请把下列各行中的“divider”一律改为“separator”，其余内容不变，然后写出改好的全部行。

================

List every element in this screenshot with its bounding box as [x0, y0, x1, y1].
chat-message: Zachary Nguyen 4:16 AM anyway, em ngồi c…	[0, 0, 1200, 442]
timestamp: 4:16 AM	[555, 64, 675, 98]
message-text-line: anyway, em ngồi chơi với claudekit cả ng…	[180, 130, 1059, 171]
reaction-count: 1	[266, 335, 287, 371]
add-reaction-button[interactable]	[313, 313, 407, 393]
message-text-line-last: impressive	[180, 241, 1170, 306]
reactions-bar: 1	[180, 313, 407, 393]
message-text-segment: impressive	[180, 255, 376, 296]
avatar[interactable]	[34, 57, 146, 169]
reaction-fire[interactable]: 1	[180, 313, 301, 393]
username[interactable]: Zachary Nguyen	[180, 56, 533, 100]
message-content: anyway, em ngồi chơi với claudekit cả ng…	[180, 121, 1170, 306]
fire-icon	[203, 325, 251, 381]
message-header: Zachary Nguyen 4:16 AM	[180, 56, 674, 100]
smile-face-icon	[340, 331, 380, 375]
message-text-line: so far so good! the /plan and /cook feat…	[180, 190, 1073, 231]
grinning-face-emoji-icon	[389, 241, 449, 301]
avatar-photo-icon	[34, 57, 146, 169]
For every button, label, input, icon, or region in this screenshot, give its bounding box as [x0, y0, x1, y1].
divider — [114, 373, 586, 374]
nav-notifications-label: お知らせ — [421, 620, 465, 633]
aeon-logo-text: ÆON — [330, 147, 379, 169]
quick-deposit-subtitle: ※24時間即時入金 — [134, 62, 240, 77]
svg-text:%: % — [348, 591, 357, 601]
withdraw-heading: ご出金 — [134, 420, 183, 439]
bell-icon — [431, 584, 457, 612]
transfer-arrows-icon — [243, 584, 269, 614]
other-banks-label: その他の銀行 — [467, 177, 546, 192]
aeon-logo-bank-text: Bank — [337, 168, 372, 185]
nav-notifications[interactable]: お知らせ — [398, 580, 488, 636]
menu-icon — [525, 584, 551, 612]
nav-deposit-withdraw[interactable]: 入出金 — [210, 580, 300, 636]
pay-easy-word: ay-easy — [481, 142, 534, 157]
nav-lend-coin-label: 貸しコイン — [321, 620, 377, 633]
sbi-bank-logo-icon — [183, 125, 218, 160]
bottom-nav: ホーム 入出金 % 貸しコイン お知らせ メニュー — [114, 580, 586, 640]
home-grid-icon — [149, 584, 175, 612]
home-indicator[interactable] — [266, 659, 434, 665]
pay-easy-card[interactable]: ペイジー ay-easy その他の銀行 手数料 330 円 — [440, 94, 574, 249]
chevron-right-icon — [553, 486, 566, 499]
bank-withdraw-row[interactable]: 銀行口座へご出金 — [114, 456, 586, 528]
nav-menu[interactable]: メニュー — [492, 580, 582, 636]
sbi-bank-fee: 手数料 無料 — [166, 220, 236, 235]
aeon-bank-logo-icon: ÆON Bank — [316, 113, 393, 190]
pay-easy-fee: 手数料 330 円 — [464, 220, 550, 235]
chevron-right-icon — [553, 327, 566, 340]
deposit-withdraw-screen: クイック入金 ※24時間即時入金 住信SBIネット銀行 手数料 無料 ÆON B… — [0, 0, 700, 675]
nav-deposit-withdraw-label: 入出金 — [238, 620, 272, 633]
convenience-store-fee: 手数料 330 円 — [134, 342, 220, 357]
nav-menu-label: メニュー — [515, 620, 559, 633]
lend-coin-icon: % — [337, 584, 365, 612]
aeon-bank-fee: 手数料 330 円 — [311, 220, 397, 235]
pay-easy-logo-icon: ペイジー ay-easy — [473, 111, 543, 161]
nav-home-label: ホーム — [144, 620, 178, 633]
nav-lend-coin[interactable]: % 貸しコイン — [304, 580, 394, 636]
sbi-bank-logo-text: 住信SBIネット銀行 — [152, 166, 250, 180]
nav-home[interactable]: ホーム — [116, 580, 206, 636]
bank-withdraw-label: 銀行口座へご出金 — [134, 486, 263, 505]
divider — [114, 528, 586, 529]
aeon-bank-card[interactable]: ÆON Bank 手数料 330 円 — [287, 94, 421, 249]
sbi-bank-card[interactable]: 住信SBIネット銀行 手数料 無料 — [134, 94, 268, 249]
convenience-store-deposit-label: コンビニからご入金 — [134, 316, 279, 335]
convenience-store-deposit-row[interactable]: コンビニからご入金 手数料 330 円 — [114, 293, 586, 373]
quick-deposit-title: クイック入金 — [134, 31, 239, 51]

================

▶ _本题结果_
List every element in this screenshot with its bounding box as [x0, y0, x1, y1].
chat-message: Zachary Nguyen 4:16 AM anyway, em ngồi c…	[0, 0, 1200, 442]
timestamp: 4:16 AM	[555, 64, 675, 98]
message-text-line: anyway, em ngồi chơi với claudekit cả ng…	[180, 130, 1059, 171]
reaction-count: 1	[266, 335, 287, 371]
add-reaction-button[interactable]	[313, 313, 407, 393]
message-text-line-last: impressive	[180, 241, 1170, 306]
reactions-bar: 1	[180, 313, 407, 393]
message-text-segment: impressive	[180, 255, 376, 296]
avatar[interactable]	[34, 57, 146, 169]
reaction-fire[interactable]: 1	[180, 313, 301, 393]
username[interactable]: Zachary Nguyen	[180, 56, 533, 100]
message-content: anyway, em ngồi chơi với claudekit cả ng…	[180, 121, 1170, 306]
fire-icon	[203, 325, 251, 381]
message-header: Zachary Nguyen 4:16 AM	[180, 56, 674, 100]
smile-face-icon	[340, 331, 380, 375]
message-text-line: so far so good! the /plan and /cook feat…	[180, 190, 1073, 231]
grinning-face-emoji-icon	[389, 241, 449, 301]
avatar-photo-icon	[34, 57, 146, 169]
For every button, label, input, icon, or region in this screenshot, give its bounding box as [x0, y0, x1, y1].
separator — [114, 373, 586, 374]
nav-notifications-label: お知らせ — [421, 620, 465, 633]
aeon-logo-text: ÆON — [330, 147, 379, 169]
quick-deposit-subtitle: ※24時間即時入金 — [134, 62, 240, 77]
svg-text:%: % — [348, 591, 357, 601]
withdraw-heading: ご出金 — [134, 420, 183, 439]
bell-icon — [431, 584, 457, 612]
transfer-arrows-icon — [243, 584, 269, 614]
other-banks-label: その他の銀行 — [467, 177, 546, 192]
aeon-logo-bank-text: Bank — [337, 168, 372, 185]
nav-notifications[interactable]: お知らせ — [398, 580, 488, 636]
menu-icon — [525, 584, 551, 612]
nav-deposit-withdraw[interactable]: 入出金 — [210, 580, 300, 636]
pay-easy-word: ay-easy — [481, 142, 534, 157]
nav-lend-coin-label: 貸しコイン — [321, 620, 377, 633]
sbi-bank-logo-icon — [183, 125, 218, 160]
bottom-nav: ホーム 入出金 % 貸しコイン お知らせ メニュー — [114, 580, 586, 640]
home-grid-icon — [149, 584, 175, 612]
home-indicator[interactable] — [266, 659, 434, 665]
pay-easy-card[interactable]: ペイジー ay-easy その他の銀行 手数料 330 円 — [440, 94, 574, 249]
chevron-right-icon — [553, 486, 566, 499]
bank-withdraw-row[interactable]: 銀行口座へご出金 — [114, 456, 586, 528]
nav-menu[interactable]: メニュー — [492, 580, 582, 636]
sbi-bank-fee: 手数料 無料 — [166, 220, 236, 235]
aeon-bank-logo-icon: ÆON Bank — [316, 113, 393, 190]
pay-easy-fee: 手数料 330 円 — [464, 220, 550, 235]
chevron-right-icon — [553, 327, 566, 340]
deposit-withdraw-screen: クイック入金 ※24時間即時入金 住信SBIネット銀行 手数料 無料 ÆON B… — [0, 0, 700, 675]
nav-deposit-withdraw-label: 入出金 — [238, 620, 272, 633]
convenience-store-fee: 手数料 330 円 — [134, 342, 220, 357]
nav-menu-label: メニュー — [515, 620, 559, 633]
lend-coin-icon: % — [337, 584, 365, 612]
aeon-bank-fee: 手数料 330 円 — [311, 220, 397, 235]
pay-easy-logo-icon: ペイジー ay-easy — [473, 111, 543, 161]
nav-home-label: ホーム — [144, 620, 178, 633]
nav-lend-coin[interactable]: % 貸しコイン — [304, 580, 394, 636]
sbi-bank-logo-text: 住信SBIネット銀行 — [152, 166, 250, 180]
nav-home[interactable]: ホーム — [116, 580, 206, 636]
bank-withdraw-label: 銀行口座へご出金 — [134, 486, 263, 505]
separator — [114, 528, 586, 529]
aeon-bank-card[interactable]: ÆON Bank 手数料 330 円 — [287, 94, 421, 249]
sbi-bank-card[interactable]: 住信SBIネット銀行 手数料 無料 — [134, 94, 268, 249]
convenience-store-deposit-label: コンビニからご入金 — [134, 316, 279, 335]
convenience-store-deposit-row[interactable]: コンビニからご入金 手数料 330 円 — [114, 293, 586, 373]
quick-deposit-title: クイック入金 — [134, 31, 239, 51]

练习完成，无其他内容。